Omit all images. Transcribe the rest of the material below exactly.

[Items from a figure collection]

◇ ◇ ◇

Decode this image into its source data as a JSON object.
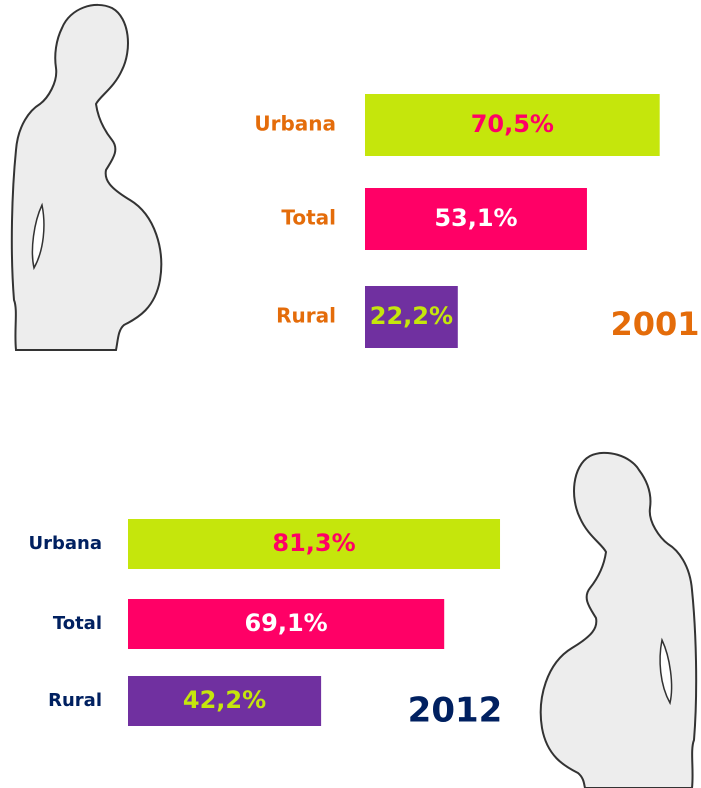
{
  "chart_data": [
    {
      "type": "bar",
      "title": "2001",
      "title_color": "#e46c0a",
      "categories": [
        "Urbana",
        "Total",
        "Rural"
      ],
      "category_color": "#e46c0a",
      "values": [
        70.5,
        53.1,
        22.2
      ],
      "value_labels": [
        "70,5%",
        "53,1%",
        "22,2%"
      ],
      "colors": [
        "#c5e60c",
        "#ff0066",
        "#7030a0"
      ],
      "value_label_colors": [
        "#ff0066",
        "#ffffff",
        "#c5e60c"
      ]
    },
    {
      "type": "bar",
      "title": "2012",
      "title_color": "#002060",
      "categories": [
        "Urbana",
        "Total",
        "Rural"
      ],
      "category_color": "#002060",
      "values": [
        81.3,
        69.1,
        42.2
      ],
      "value_labels": [
        "81,3%",
        "69,1%",
        "42,2%"
      ],
      "colors": [
        "#c5e60c",
        "#ff0066",
        "#7030a0"
      ],
      "value_label_colors": [
        "#ff0066",
        "#ffffff",
        "#c5e60c"
      ]
    }
  ]
}
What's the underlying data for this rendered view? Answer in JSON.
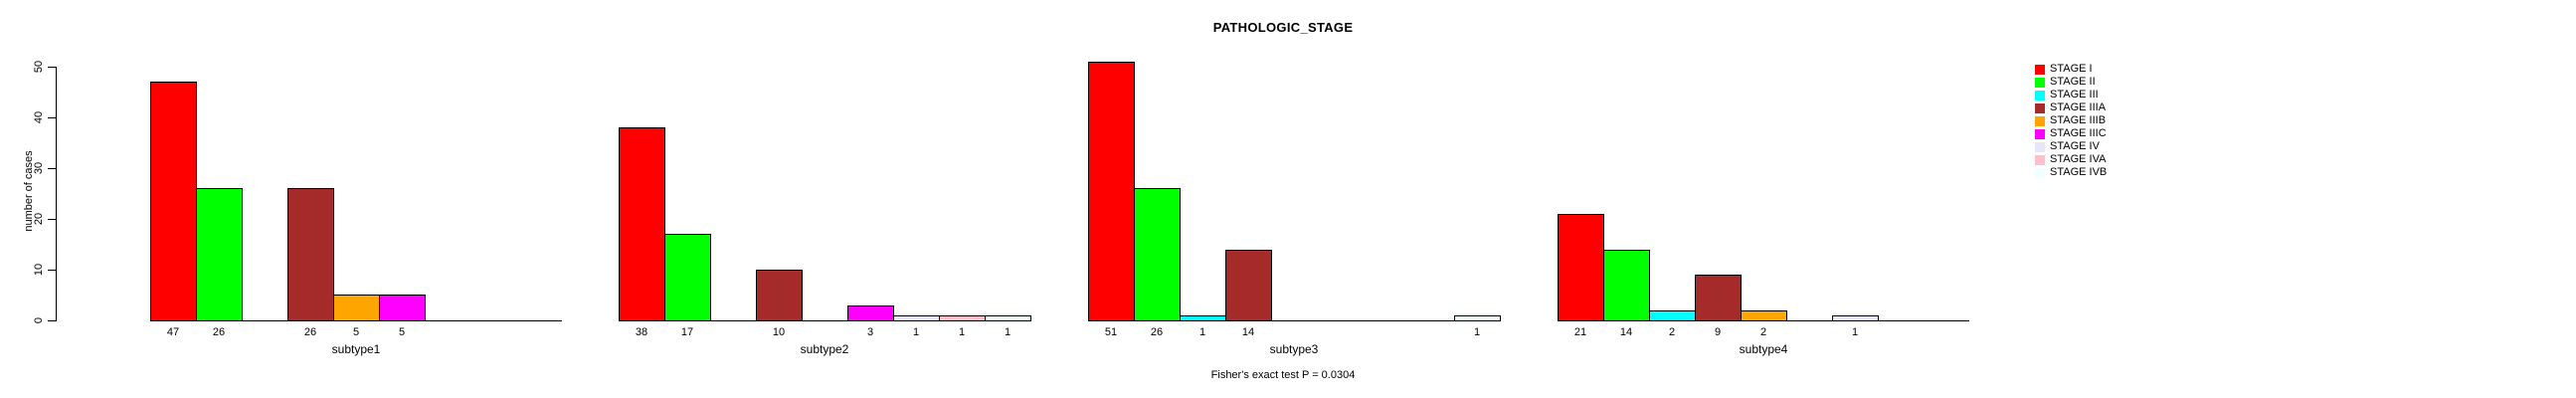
{
  "chart_data": {
    "type": "bar",
    "title": "PATHOLOGIC_STAGE",
    "ylabel": "number of cases",
    "xlabel": "",
    "yticks": [
      0,
      10,
      20,
      30,
      40,
      50
    ],
    "ylim": [
      0,
      50
    ],
    "grid": false,
    "legend_position": "right",
    "bar_value_labels_shown": "nonzero only",
    "categories": [
      "subtype1",
      "subtype2",
      "subtype3",
      "subtype4"
    ],
    "series": [
      {
        "name": "STAGE I",
        "color": "#FF0000",
        "values": [
          47,
          38,
          51,
          21
        ]
      },
      {
        "name": "STAGE II",
        "color": "#00FF00",
        "values": [
          26,
          17,
          26,
          14
        ]
      },
      {
        "name": "STAGE III",
        "color": "#00FFFF",
        "values": [
          0,
          0,
          1,
          2
        ]
      },
      {
        "name": "STAGE IIIA",
        "color": "#A52A2A",
        "values": [
          26,
          10,
          14,
          9
        ]
      },
      {
        "name": "STAGE IIIB",
        "color": "#FFA500",
        "values": [
          5,
          0,
          0,
          2
        ]
      },
      {
        "name": "STAGE IIIC",
        "color": "#FF00FF",
        "values": [
          5,
          3,
          0,
          0
        ]
      },
      {
        "name": "STAGE IV",
        "color": "#E6E6FA",
        "values": [
          0,
          1,
          0,
          1
        ]
      },
      {
        "name": "STAGE IVA",
        "color": "#FFC0CB",
        "values": [
          0,
          1,
          0,
          0
        ]
      },
      {
        "name": "STAGE IVB",
        "color": "#F0FFFF",
        "values": [
          0,
          1,
          1,
          0
        ]
      }
    ],
    "annotation": "Fisher's exact test P = 0.0304"
  }
}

◇ ◇ ◇

Answer to the problem
Decode this image into its source data as a JSON object.
{
  "chart_data": [
    {
      "type": "bar",
      "title": "2001",
      "title_color": "#e46c0a",
      "categories": [
        "Urbana",
        "Total",
        "Rural"
      ],
      "category_color": "#e46c0a",
      "values": [
        70.5,
        53.1,
        22.2
      ],
      "value_labels": [
        "70,5%",
        "53,1%",
        "22,2%"
      ],
      "colors": [
        "#c5e60c",
        "#ff0066",
        "#7030a0"
      ],
      "value_label_colors": [
        "#ff0066",
        "#ffffff",
        "#c5e60c"
      ]
    },
    {
      "type": "bar",
      "title": "2012",
      "title_color": "#002060",
      "categories": [
        "Urbana",
        "Total",
        "Rural"
      ],
      "category_color": "#002060",
      "values": [
        81.3,
        69.1,
        42.2
      ],
      "value_labels": [
        "81,3%",
        "69,1%",
        "42,2%"
      ],
      "colors": [
        "#c5e60c",
        "#ff0066",
        "#7030a0"
      ],
      "value_label_colors": [
        "#ff0066",
        "#ffffff",
        "#c5e60c"
      ]
    }
  ]
}
What's the underlying data for this rendered view? Answer in JSON.
{
  "chart_data": {
    "type": "bar",
    "title": "PATHOLOGIC_STAGE",
    "ylabel": "number of cases",
    "xlabel": "",
    "yticks": [
      0,
      10,
      20,
      30,
      40,
      50
    ],
    "ylim": [
      0,
      50
    ],
    "grid": false,
    "legend_position": "right",
    "bar_value_labels_shown": "nonzero only",
    "categories": [
      "subtype1",
      "subtype2",
      "subtype3",
      "subtype4"
    ],
    "series": [
      {
        "name": "STAGE I",
        "color": "#FF0000",
        "values": [
          47,
          38,
          51,
          21
        ]
      },
      {
        "name": "STAGE II",
        "color": "#00FF00",
        "values": [
          26,
          17,
          26,
          14
        ]
      },
      {
        "name": "STAGE III",
        "color": "#00FFFF",
        "values": [
          0,
          0,
          1,
          2
        ]
      },
      {
        "name": "STAGE IIIA",
        "color": "#A52A2A",
        "values": [
          26,
          10,
          14,
          9
        ]
      },
      {
        "name": "STAGE IIIB",
        "color": "#FFA500",
        "values": [
          5,
          0,
          0,
          2
        ]
      },
      {
        "name": "STAGE IIIC",
        "color": "#FF00FF",
        "values": [
          5,
          3,
          0,
          0
        ]
      },
      {
        "name": "STAGE IV",
        "color": "#E6E6FA",
        "values": [
          0,
          1,
          0,
          1
        ]
      },
      {
        "name": "STAGE IVA",
        "color": "#FFC0CB",
        "values": [
          0,
          1,
          0,
          0
        ]
      },
      {
        "name": "STAGE IVB",
        "color": "#F0FFFF",
        "values": [
          0,
          1,
          1,
          0
        ]
      }
    ],
    "annotation": "Fisher's exact test P = 0.0304"
  }
}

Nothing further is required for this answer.